Please answer these questions using the text on press coverage of The Salvation Army below, numbering each answer to match:
1. Which newspaper ran the 1885 editorial quoted in the text?
2. What kind of company were Army officers accused of investing in?
3. Which 1900 event was the first occasion for extensive Army emergency relief?

• **Quoted text**:
---------------

From 1880 to World War I, the vast majority of Americans, those who did not come into contact with its street evangelism or were not direct beneficiaries of its services, knew about The Salvation Army through newspapers and magazines. Much of what they read was negative. The Army was portrayed as a movement of over-enthusiastic rabble-rousers who confused sensationalism with evangelism. Was the Army allied with virtue or vice, an 1885 New York Times editorial asked and then answered, “The Salvation Army appears to be organized for the purpose of applying the methods of the variety show to Christianity. It undertakes to minister to the same craving for vulgar modes of excitement.”
Newspapers disparaged Army parades, decried its female preachers and derided its use of popular culture. Even when positive stories on slum ministries appeared in the 1890s, reporters mocked its fervent followers. When a Chicago Tribune reporter went undercover to write about the Army, she admitted at the outset that her subjects seemed “a class of fanatics, bizarre and picturesque, and exciting only wonder and ridicule.”
She signed up with a small corps in a working-class Chicago suburb and, to her surprise, was inspired by the commanding officer’s beauty, compassion and grace. But when she was transferred to another corps, she found coarse recruits yearning for worldly pleasures and an unattractive captain who falsified her financial records.
Critics frequently questioned the Army’s finances, demanding to know where its money went and whether its account ledgers could be trusted. They accused Army officers of investing in a mining company (which some did) and charged Salvationist leaders with using funds collected for social work to support its soul-saving crusades (which appears to be untrue). By the turn of the century, the Army found support among advocates of social Christianity, a movement to apply religious principles to social problems. But secular philanthropists, committed to scientific methods of charity, castigated Salvationist philosophy and programs as sentimental and unempirical.
These and other critics were silenced by the Army’s outreach during the 1900 hurricane in Galveston Texas and the 1906 San Francisco earthquake. Galveston was the first occasion for extensive Army emergency relief, and its subsequent work in San Francisco garnered further positive attention. Although California Salvationists had not been prepared for widespread property damage and consequent human need, they had jumped into action with a zeal and determination that impressed the local citizenry and was widely and favorably reported.

---------------

• **Records supplied**:

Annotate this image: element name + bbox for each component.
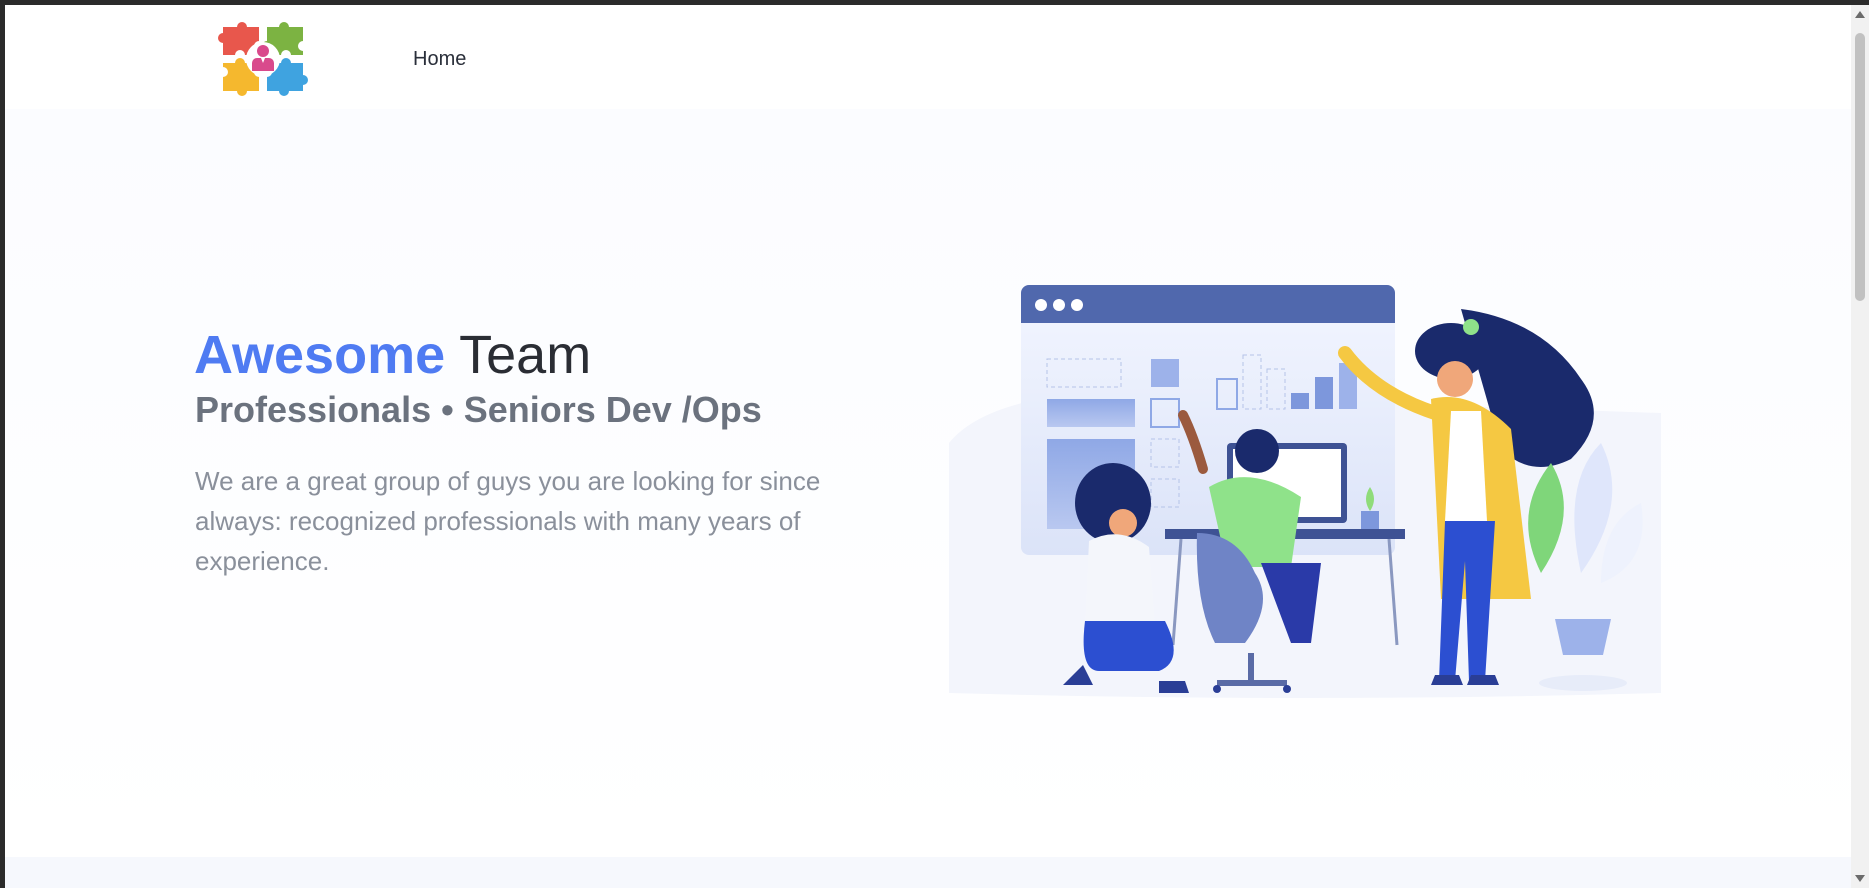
scrollbar-thumb[interactable] — [1855, 33, 1865, 301]
hero-title-rest: Team — [445, 325, 592, 385]
top-navbar: Home — [5, 5, 1851, 109]
browser-viewport: Home Awesome Team Professionals • Senior… — [5, 5, 1851, 888]
scroll-up-arrow-icon[interactable] — [1855, 11, 1865, 18]
hero-title-accent: Awesome — [194, 325, 446, 385]
next-section-band — [5, 857, 1851, 888]
hero-subtitle: Professionals • Seniors Dev /Ops — [195, 389, 762, 430]
puzzle-team-logo-icon[interactable] — [217, 13, 309, 105]
hero-description: We are a great group of guys you are loo… — [195, 466, 821, 576]
hero-title: Awesome Team — [194, 323, 591, 387]
nav-home-link[interactable]: Home — [413, 48, 466, 71]
page-scrollbar[interactable] — [1851, 5, 1869, 888]
team-dashboard-illustration — [949, 285, 1661, 698]
scroll-down-arrow-icon[interactable] — [1855, 875, 1865, 882]
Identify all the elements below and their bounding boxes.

---------------

• **Output for this exercise**:
1. The New York Times
2. A mining company
3. The hurricane in Galveston, Texas